§ Work to be completed: Transcribe, exactly as they appear, only the lines from the one holding "OCR this image." through the end of the entries below.

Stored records
--- START ---
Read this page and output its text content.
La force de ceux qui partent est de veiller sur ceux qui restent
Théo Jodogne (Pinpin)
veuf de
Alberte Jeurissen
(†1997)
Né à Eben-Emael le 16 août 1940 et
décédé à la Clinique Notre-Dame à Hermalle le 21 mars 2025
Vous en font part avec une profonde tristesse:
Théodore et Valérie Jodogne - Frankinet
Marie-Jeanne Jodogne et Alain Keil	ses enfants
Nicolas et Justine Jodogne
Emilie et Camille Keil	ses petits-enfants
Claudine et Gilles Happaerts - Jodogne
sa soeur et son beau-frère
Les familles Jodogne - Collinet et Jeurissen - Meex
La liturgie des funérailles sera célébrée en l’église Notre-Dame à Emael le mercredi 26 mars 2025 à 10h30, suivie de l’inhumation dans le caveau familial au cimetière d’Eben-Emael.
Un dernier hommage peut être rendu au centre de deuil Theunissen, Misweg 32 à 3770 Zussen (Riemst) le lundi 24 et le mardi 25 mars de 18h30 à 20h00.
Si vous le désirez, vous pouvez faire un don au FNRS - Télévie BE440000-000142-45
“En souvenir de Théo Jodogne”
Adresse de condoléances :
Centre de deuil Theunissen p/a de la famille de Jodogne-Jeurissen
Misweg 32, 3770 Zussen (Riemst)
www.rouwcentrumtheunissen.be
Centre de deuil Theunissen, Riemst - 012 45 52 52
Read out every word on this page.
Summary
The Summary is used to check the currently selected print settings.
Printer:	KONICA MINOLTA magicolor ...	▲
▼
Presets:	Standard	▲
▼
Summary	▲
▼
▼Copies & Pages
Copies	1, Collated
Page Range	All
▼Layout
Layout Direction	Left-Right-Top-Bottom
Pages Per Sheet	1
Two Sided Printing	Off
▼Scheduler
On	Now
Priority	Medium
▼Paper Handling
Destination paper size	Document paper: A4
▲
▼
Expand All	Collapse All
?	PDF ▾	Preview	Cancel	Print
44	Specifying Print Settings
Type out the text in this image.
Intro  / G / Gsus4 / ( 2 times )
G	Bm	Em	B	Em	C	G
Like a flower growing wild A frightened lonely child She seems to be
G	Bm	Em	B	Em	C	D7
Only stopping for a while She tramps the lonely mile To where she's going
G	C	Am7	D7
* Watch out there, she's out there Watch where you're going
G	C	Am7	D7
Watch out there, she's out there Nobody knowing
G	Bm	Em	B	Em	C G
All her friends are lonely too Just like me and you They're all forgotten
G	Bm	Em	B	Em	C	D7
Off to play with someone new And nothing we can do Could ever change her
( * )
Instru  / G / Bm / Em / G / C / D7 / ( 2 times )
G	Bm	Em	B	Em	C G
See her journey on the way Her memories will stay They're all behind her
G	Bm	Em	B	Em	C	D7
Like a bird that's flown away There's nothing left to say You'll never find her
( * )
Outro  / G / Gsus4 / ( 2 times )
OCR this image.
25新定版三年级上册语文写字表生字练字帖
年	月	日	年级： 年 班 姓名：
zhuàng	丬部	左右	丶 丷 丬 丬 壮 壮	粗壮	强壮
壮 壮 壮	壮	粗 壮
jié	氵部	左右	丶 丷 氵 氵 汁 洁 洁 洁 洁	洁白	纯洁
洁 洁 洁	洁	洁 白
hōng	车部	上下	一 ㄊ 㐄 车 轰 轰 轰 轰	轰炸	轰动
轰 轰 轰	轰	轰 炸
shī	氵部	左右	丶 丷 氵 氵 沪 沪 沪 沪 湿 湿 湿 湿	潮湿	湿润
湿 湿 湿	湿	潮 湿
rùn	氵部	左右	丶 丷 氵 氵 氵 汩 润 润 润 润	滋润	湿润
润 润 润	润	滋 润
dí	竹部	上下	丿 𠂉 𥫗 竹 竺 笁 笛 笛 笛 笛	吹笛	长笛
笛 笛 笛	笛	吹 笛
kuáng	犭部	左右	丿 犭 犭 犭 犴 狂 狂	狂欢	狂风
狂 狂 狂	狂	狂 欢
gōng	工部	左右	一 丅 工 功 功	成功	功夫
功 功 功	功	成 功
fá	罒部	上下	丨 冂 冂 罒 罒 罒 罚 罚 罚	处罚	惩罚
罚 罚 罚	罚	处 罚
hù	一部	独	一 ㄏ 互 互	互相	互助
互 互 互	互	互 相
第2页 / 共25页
--- END ---
§ Task output:
OCR this image.
25新定版三年级上册语文写字表生字练字帖
年	月	日	年级： 年 班 姓名：
zhuàng	丬部	左右	丶 丷 丬 丬 壮 壮	粗壮	强壮
壮 壮 壮	壮	粗 壮
jié	氵部	左右	丶 丷 氵 氵 汁 洁 洁 洁 洁	洁白	纯洁
洁 洁 洁	洁	洁 白
hōng	车部	上下	一 ㄊ 㐄 车 轰 轰 轰 轰	轰炸	轰动
轰 轰 轰	轰	轰 炸
shī	氵部	左右	丶 丷 氵 氵 沪 沪 沪 沪 湿 湿 湿 湿	潮湿	湿润
湿 湿 湿	湿	潮 湿
rùn	氵部	左右	丶 丷 氵 氵 氵 汩 润 润 润 润	滋润	湿润
润 润 润	润	滋 润
dí	竹部	上下	丿 𠂉 𥫗 竹 竺 笁 笛 笛 笛 笛	吹笛	长笛
笛 笛 笛	笛	吹 笛
kuáng	犭部	左右	丿 犭 犭 犭 犴 狂 狂	狂欢	狂风
狂 狂 狂	狂	狂 欢
gōng	工部	左右	一 丅 工 功 功	成功	功夫
功 功 功	功	成 功
fá	罒部	上下	丨 冂 冂 罒 罒 罒 罚 罚 罚	处罚	惩罚
罚 罚 罚	罚	处 罚
hù	一部	独	一 ㄏ 互 互	互相	互助
互 互 互	互	互 相
第2页 / 共25页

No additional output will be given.